■ TO BE DONE: Would you retype all of these records exactly?

■ ENTRIES SUPPLIED:
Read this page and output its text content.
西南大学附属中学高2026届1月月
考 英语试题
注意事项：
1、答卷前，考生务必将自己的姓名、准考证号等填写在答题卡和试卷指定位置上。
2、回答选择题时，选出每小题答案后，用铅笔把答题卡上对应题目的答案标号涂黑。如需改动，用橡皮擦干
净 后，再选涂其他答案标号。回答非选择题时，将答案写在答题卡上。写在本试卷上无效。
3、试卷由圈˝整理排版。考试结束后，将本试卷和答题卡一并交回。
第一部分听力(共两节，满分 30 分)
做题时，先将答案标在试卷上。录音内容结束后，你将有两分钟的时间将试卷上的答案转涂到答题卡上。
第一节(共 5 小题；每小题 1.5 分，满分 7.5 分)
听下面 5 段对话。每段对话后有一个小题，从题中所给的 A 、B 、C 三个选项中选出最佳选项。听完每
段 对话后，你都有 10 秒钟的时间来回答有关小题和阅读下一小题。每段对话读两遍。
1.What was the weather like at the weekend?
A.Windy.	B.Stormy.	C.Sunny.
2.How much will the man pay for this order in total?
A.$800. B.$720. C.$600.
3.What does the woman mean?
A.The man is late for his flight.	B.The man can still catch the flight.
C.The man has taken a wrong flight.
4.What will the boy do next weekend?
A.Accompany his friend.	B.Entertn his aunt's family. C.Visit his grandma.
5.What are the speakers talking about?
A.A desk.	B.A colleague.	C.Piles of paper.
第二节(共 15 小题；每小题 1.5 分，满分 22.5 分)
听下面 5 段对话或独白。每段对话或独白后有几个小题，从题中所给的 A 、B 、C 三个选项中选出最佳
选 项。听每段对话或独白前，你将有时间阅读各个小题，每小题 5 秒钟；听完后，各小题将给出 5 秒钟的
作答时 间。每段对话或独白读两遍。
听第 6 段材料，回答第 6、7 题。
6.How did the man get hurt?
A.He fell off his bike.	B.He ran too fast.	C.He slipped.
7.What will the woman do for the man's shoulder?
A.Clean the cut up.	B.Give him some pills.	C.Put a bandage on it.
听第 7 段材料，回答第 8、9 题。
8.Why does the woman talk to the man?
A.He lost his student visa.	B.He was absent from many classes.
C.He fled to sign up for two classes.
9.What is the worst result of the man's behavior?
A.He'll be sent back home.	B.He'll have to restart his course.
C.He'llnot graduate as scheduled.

■ CORRECT ANSWER:
Read this page and output its text content.
西南大学附属中学高2026届1月月
考 英语试题
注意事项：
1、答卷前，考生务必将自己的姓名、准考证号等填写在答题卡和试卷指定位置上。
2、回答选择题时，选出每小题答案后，用铅笔把答题卡上对应题目的答案标号涂黑。如需改动，用橡皮擦干
净 后，再选涂其他答案标号。回答非选择题时，将答案写在答题卡上。写在本试卷上无效。
3、试卷由圈˝整理排版。考试结束后，将本试卷和答题卡一并交回。
第一部分听力(共两节，满分 30 分)
做题时，先将答案标在试卷上。录音内容结束后，你将有两分钟的时间将试卷上的答案转涂到答题卡上。
第一节(共 5 小题；每小题 1.5 分，满分 7.5 分)
听下面 5 段对话。每段对话后有一个小题，从题中所给的 A 、B 、C 三个选项中选出最佳选项。听完每
段 对话后，你都有 10 秒钟的时间来回答有关小题和阅读下一小题。每段对话读两遍。
1.What was the weather like at the weekend?
A.Windy.	B.Stormy.	C.Sunny.
2.How much will the man pay for this order in total?
A.$800. B.$720. C.$600.
3.What does the woman mean?
A.The man is late for his flight.	B.The man can still catch the flight.
C.The man has taken a wrong flight.
4.What will the boy do next weekend?
A.Accompany his friend.	B.Entertn his aunt's family. C.Visit his grandma.
5.What are the speakers talking about?
A.A desk.	B.A colleague.	C.Piles of paper.
第二节(共 15 小题；每小题 1.5 分，满分 22.5 分)
听下面 5 段对话或独白。每段对话或独白后有几个小题，从题中所给的 A 、B 、C 三个选项中选出最佳
选 项。听每段对话或独白前，你将有时间阅读各个小题，每小题 5 秒钟；听完后，各小题将给出 5 秒钟的
作答时 间。每段对话或独白读两遍。
听第 6 段材料，回答第 6、7 题。
6.How did the man get hurt?
A.He fell off his bike.	B.He ran too fast.	C.He slipped.
7.What will the woman do for the man's shoulder?
A.Clean the cut up.	B.Give him some pills.	C.Put a bandage on it.
听第 7 段材料，回答第 8、9 题。
8.Why does the woman talk to the man?
A.He lost his student visa.	B.He was absent from many classes.
C.He fled to sign up for two classes.
9.What is the worst result of the man's behavior?
A.He'll be sent back home.	B.He'll have to restart his course.
C.He'llnot graduate as scheduled.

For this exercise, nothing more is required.